THE EXERCISE: Reproduce the part of the rows that opens with the line containing "filter-header-b <box>157 335 279 340</box>" and closes with the line containing "text-field[interactable] <box>90 106", changing "back-icon" to "return-icon" and leaving everything else as it is.

_ _ _ _

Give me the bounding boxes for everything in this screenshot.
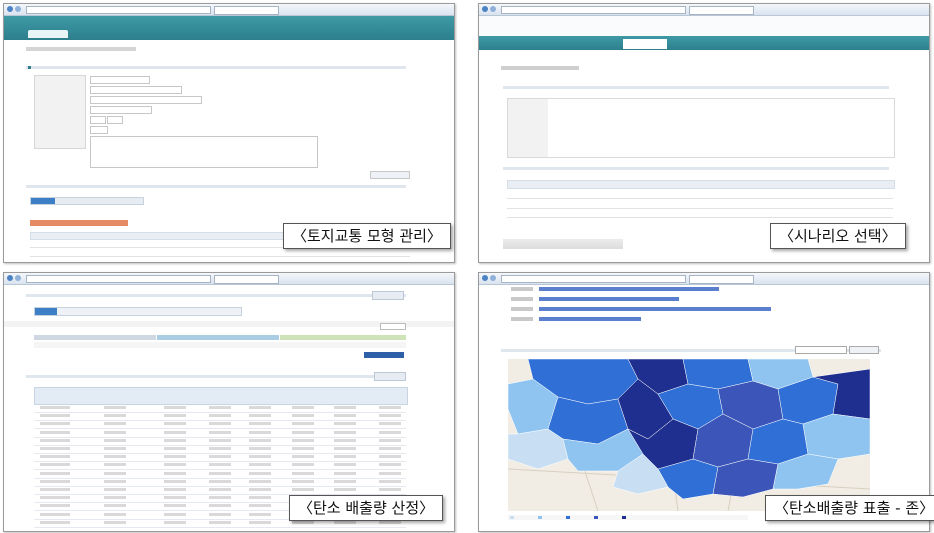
filter-header-b <box>157 335 279 340</box>
back-icon[interactable] <box>482 275 488 281</box>
table-header <box>507 180 895 189</box>
back-icon[interactable] <box>7 6 13 12</box>
back-icon[interactable] <box>7 275 13 281</box>
browser-toolbar <box>4 4 454 16</box>
screenshot-carbon-zone <box>478 272 930 532</box>
section-divider <box>26 185 406 188</box>
screenshot-carbon-estimate <box>3 272 455 532</box>
app-header <box>4 16 454 40</box>
text-field[interactable] <box>90 106 152 114</box>
scenario-info <box>507 98 895 158</box>
filter-button[interactable] <box>380 323 406 330</box>
results-table-header <box>34 387 408 405</box>
text-field[interactable] <box>90 96 202 104</box>
section-divider <box>26 375 406 378</box>
nav-tab-active[interactable] <box>623 39 667 49</box>
address-bar[interactable] <box>26 6 211 14</box>
save-button[interactable] <box>370 171 410 179</box>
tab-active[interactable] <box>31 198 55 204</box>
scenario-select[interactable] <box>795 346 847 354</box>
active-tab[interactable] <box>28 30 68 38</box>
section-divider <box>503 167 889 170</box>
calculate-button[interactable] <box>364 352 404 358</box>
filter-header-c <box>280 335 406 340</box>
text-field[interactable] <box>90 86 182 94</box>
browser-tab[interactable] <box>214 6 279 15</box>
section-divider <box>26 294 406 297</box>
tab-active[interactable] <box>35 308 57 315</box>
notice-bar <box>30 220 128 226</box>
description-textarea[interactable] <box>90 136 318 168</box>
select-field[interactable] <box>90 76 150 84</box>
browser-tab[interactable] <box>214 275 279 284</box>
text-field[interactable] <box>107 116 123 124</box>
caption-land-transport-model: 〈토지교통 모형 관리〉 <box>283 223 451 249</box>
address-bar[interactable] <box>501 6 686 14</box>
action-button[interactable] <box>372 291 404 300</box>
zone-emission-map[interactable] <box>508 359 870 511</box>
forward-icon[interactable] <box>15 275 21 281</box>
menu-tabs <box>34 307 242 316</box>
browser-tab[interactable] <box>689 275 754 284</box>
select-field[interactable] <box>90 126 108 134</box>
browser-toolbar <box>479 273 929 285</box>
back-icon[interactable] <box>482 6 488 12</box>
section-divider <box>26 66 406 69</box>
text-field[interactable] <box>90 116 106 124</box>
page-title <box>501 66 579 70</box>
caption-carbon-zone: 〈탄소배출량 표출 - 존〉 <box>765 495 934 521</box>
caption-scenario-select: 〈시나리오 선택〉 <box>770 223 906 249</box>
breadcrumb <box>26 47 136 51</box>
forward-icon[interactable] <box>490 275 496 281</box>
section-divider <box>503 86 889 89</box>
browser-tab[interactable] <box>689 6 754 15</box>
forward-icon[interactable] <box>15 6 21 12</box>
export-button[interactable] <box>374 372 406 381</box>
map-legend <box>508 515 748 520</box>
browser-toolbar <box>479 4 929 16</box>
caption-carbon-estimate: 〈탄소 배출량 산정〉 <box>289 495 444 521</box>
filter-header-a <box>34 335 156 340</box>
mode-tabs <box>30 197 144 205</box>
main-navigation <box>479 36 929 50</box>
search-button[interactable] <box>849 346 879 354</box>
address-bar[interactable] <box>26 275 211 283</box>
browser-toolbar <box>4 273 454 285</box>
footer-info <box>503 239 623 249</box>
address-bar[interactable] <box>501 275 686 283</box>
forward-icon[interactable] <box>490 6 496 12</box>
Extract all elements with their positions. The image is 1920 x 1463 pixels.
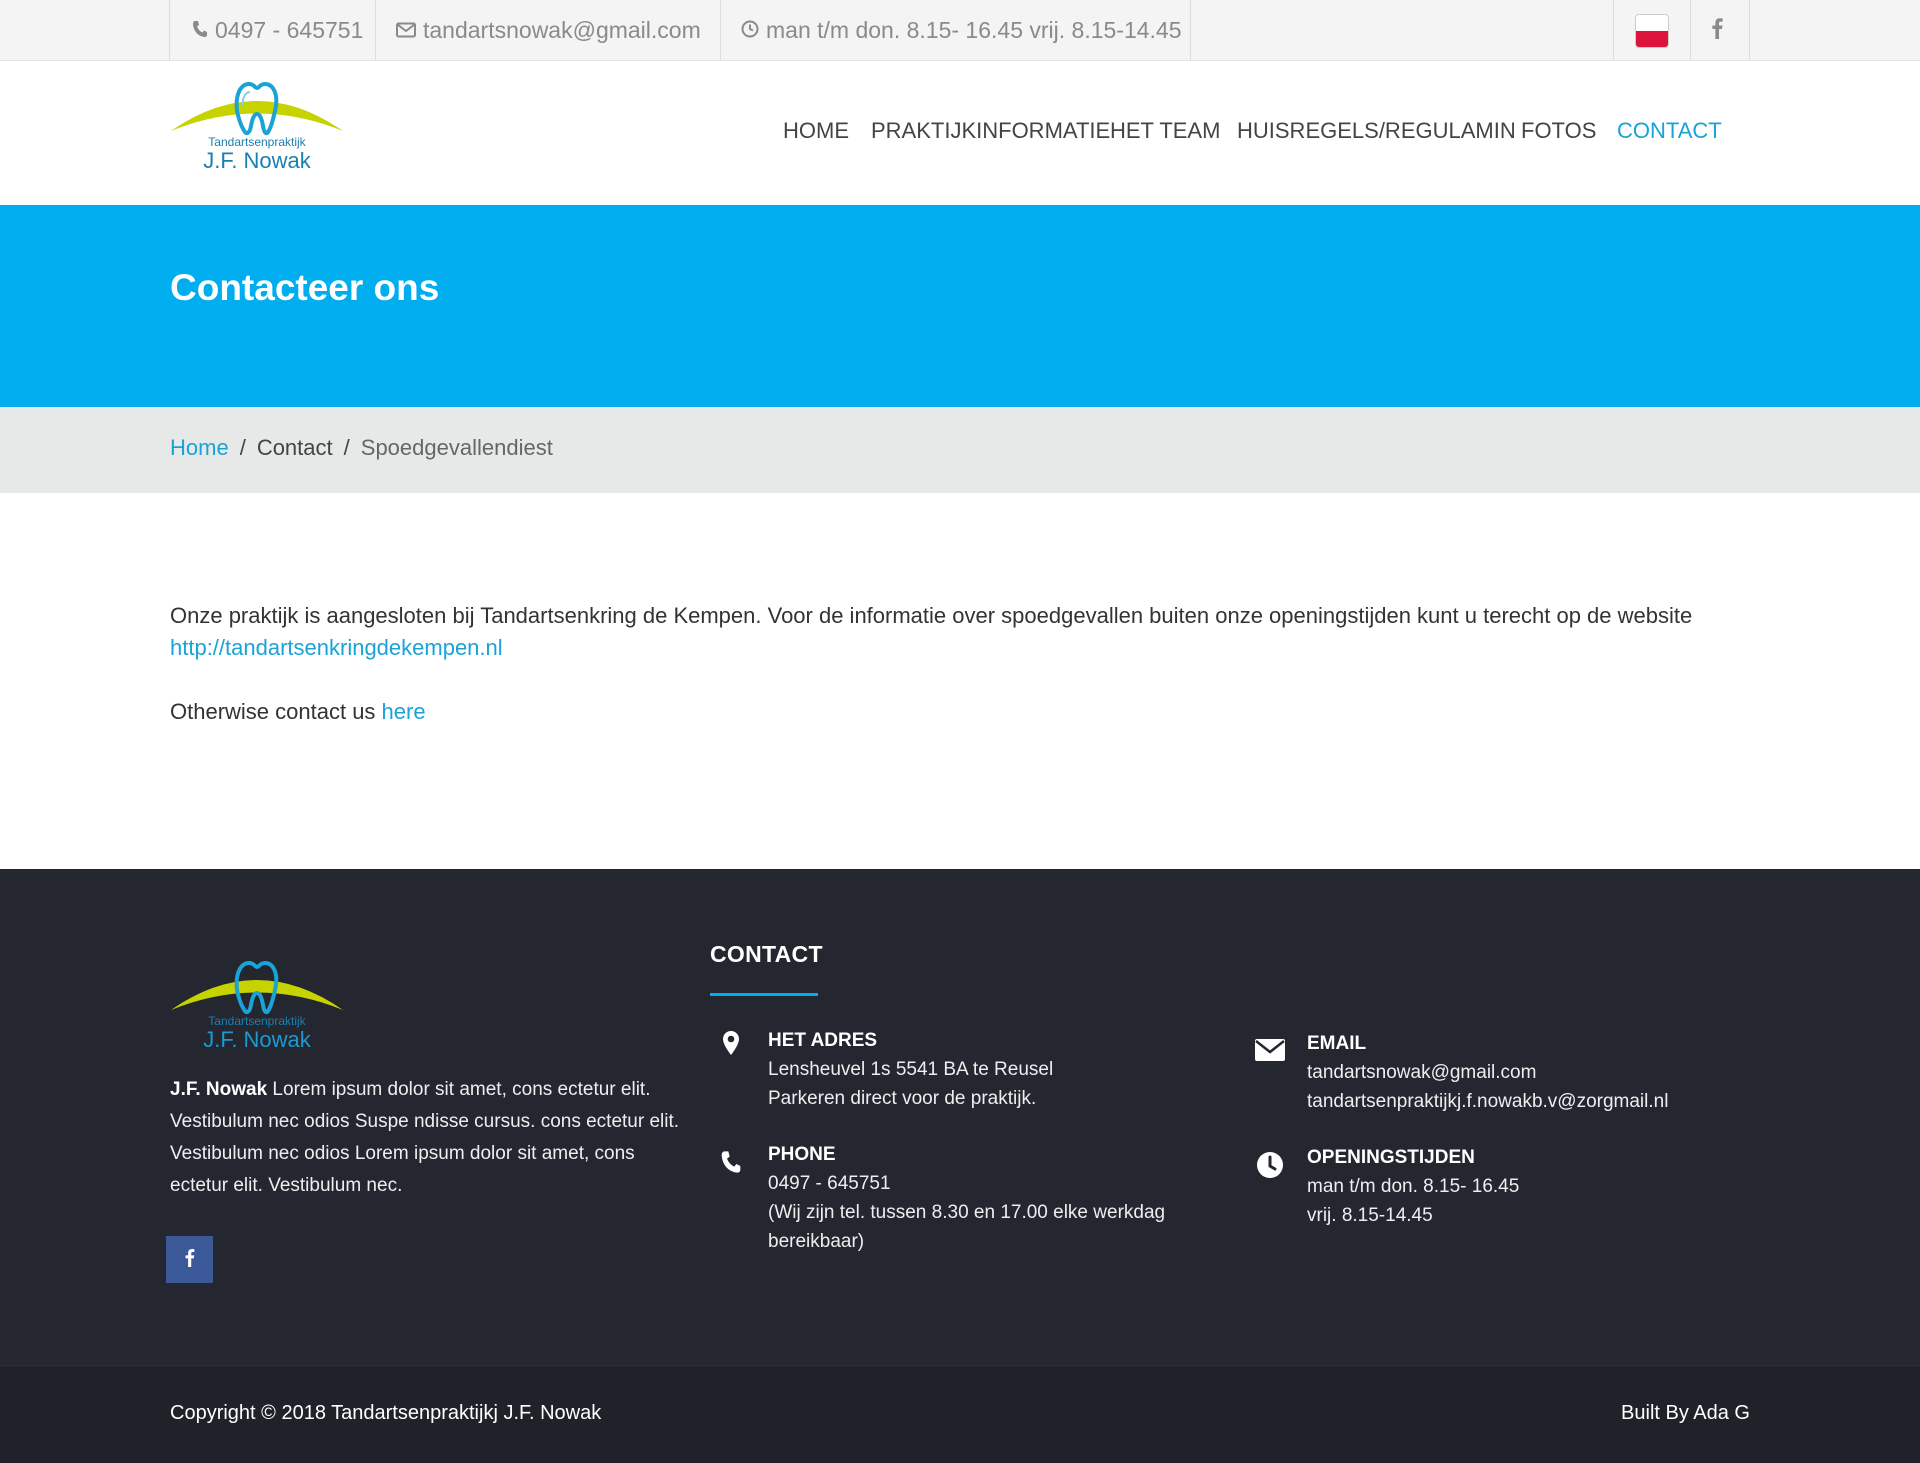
tandartsenkring-link[interactable]: http://tandartsenkringdekempen.nl xyxy=(170,635,503,660)
envelope-icon xyxy=(1253,1039,1287,1061)
phone-icon xyxy=(714,1150,748,1174)
topbar-email-text: tandartsnowak@gmail.com xyxy=(423,17,701,43)
site-footer: Tandartsenpraktijk J.F. Nowak J.F. Nowak… xyxy=(0,869,1920,1365)
map-pin-icon xyxy=(714,1030,748,1056)
topbar-email[interactable]: tandartsnowak@gmail.com xyxy=(375,0,720,61)
footer-about-name: J.F. Nowak xyxy=(170,1079,268,1100)
footer-contact-heading: CONTACT xyxy=(710,941,823,967)
nav-fotos[interactable]: FOTOS xyxy=(1521,118,1596,144)
breadcrumb-contact[interactable]: Contact xyxy=(257,435,333,461)
site-header: Tandartsenpraktijk J.F. Nowak HOME PRAKT… xyxy=(0,61,1920,205)
contact-paragraph: Otherwise contact us here xyxy=(170,696,1750,728)
footer-logo[interactable]: Tandartsenpraktijk J.F. Nowak xyxy=(169,955,345,1055)
breadcrumb-separator: / xyxy=(343,435,350,460)
email-heading: EMAIL xyxy=(1307,1033,1367,1054)
site-logo[interactable]: Tandartsenpraktijk J.F. Nowak xyxy=(169,76,345,176)
clock-icon xyxy=(741,17,766,44)
topbar-phone[interactable]: 0497 - 645751 xyxy=(169,0,375,61)
breadcrumb-bar: Home / Contact / Spoedgevallendiest xyxy=(0,407,1920,493)
address-line1: Lensheuvel 1s 5541 BA te Reusel xyxy=(768,1059,1054,1080)
footer-logo-subtitle: Tandartsenpraktijk xyxy=(208,1014,306,1028)
copyright-text: Copyright © 2018 Tandartsenpraktijkj J.F… xyxy=(170,1402,602,1424)
breadcrumb-current: Spoedgevallendiest xyxy=(360,435,553,460)
email-address-1[interactable]: tandartsnowak@gmail.com xyxy=(1307,1058,1668,1087)
address-line2: Parkeren direct voor de praktijk. xyxy=(768,1088,1037,1109)
emergency-text: Onze praktijk is aangesloten bij Tandart… xyxy=(170,603,1693,628)
footer-bottom-bar: Copyright © 2018 Tandartsenpraktijkj J.F… xyxy=(0,1365,1920,1463)
breadcrumb-home[interactable]: Home xyxy=(170,435,229,461)
address-heading: HET ADRES xyxy=(768,1030,878,1051)
topbar-facebook-link[interactable] xyxy=(1690,0,1750,61)
poland-flag-icon xyxy=(1635,13,1669,48)
language-switcher[interactable] xyxy=(1613,0,1690,61)
breadcrumb-separator: / xyxy=(239,435,246,460)
email-address-2[interactable]: tandartsenpraktijkj.f.nowakb.v@zorgmail.… xyxy=(1307,1087,1668,1116)
logo-subtitle: Tandartsenpraktijk xyxy=(208,135,306,149)
phone-number[interactable]: 0497 - 645751 xyxy=(768,1169,1165,1198)
built-by-text: Built By Ada G xyxy=(1621,1402,1750,1424)
nav-praktijkinformatie[interactable]: PRAKTIJKINFORMATIE xyxy=(871,118,1110,144)
hours-line2: vrij. 8.15-14.45 xyxy=(1307,1205,1433,1226)
main-content: Onze praktijk is aangesloten bij Tandart… xyxy=(170,600,1750,728)
contact-here-link[interactable]: here xyxy=(382,699,426,724)
emergency-paragraph: Onze praktijk is aangesloten bij Tandart… xyxy=(170,600,1750,664)
heading-underline xyxy=(710,993,818,996)
topbar-hours-text: man t/m don. 8.15- 16.45 vrij. 8.15-14.4… xyxy=(766,17,1182,43)
top-bar: 0497 - 645751 tandartsnowak@gmail.com ma… xyxy=(0,0,1920,61)
logo-name: J.F. Nowak xyxy=(203,148,312,173)
page-title: Contacteer ons xyxy=(170,267,440,308)
footer-facebook-button[interactable] xyxy=(166,1236,213,1283)
nav-home[interactable]: HOME xyxy=(783,118,849,144)
contact-text: Otherwise contact us xyxy=(170,699,382,724)
phone-note-line1: (Wij zijn tel. tussen 8.30 en 17.00 elke… xyxy=(768,1202,1166,1223)
clock-icon xyxy=(1253,1151,1287,1179)
topbar-hours: man t/m don. 8.15- 16.45 vrij. 8.15-14.4… xyxy=(720,0,1191,61)
phone-icon xyxy=(192,17,215,44)
topbar-phone-text: 0497 - 645751 xyxy=(215,17,364,43)
page-hero: Contacteer ons xyxy=(0,205,1920,407)
phone-heading: PHONE xyxy=(768,1144,836,1165)
footer-logo-name: J.F. Nowak xyxy=(203,1027,312,1052)
facebook-icon xyxy=(184,1248,195,1272)
nav-het-team[interactable]: HET TEAM xyxy=(1110,118,1220,144)
nav-huisregels[interactable]: HUISREGELS/REGULAMIN xyxy=(1237,118,1516,144)
facebook-icon xyxy=(1711,17,1730,45)
hours-heading: OPENINGSTIJDEN xyxy=(1307,1147,1475,1168)
envelope-icon xyxy=(396,17,423,44)
hours-line1: man t/m don. 8.15- 16.45 xyxy=(1307,1176,1520,1197)
phone-note-line2: bereikbaar) xyxy=(768,1231,865,1252)
breadcrumb: Home / Contact / Spoedgevallendiest xyxy=(170,435,553,461)
nav-contact[interactable]: CONTACT xyxy=(1617,118,1722,144)
footer-about: J.F. Nowak Lorem ipsum dolor sit amet, c… xyxy=(170,1074,680,1202)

_ _ _ _

RESPONSE TO THIS EXERCISE:
filter-header-b <box>157 335 279 340</box>
return-icon[interactable] <box>482 275 488 281</box>
table-header <box>507 180 895 189</box>
return-icon[interactable] <box>7 6 13 12</box>
return-icon[interactable] <box>7 275 13 281</box>
browser-toolbar <box>4 4 454 16</box>
screenshot-carbon-zone <box>478 272 930 532</box>
section-divider <box>26 185 406 188</box>
screenshot-carbon-estimate <box>3 272 455 532</box>
app-header <box>4 16 454 40</box>
text-field[interactable] <box>90 106 152 114</box>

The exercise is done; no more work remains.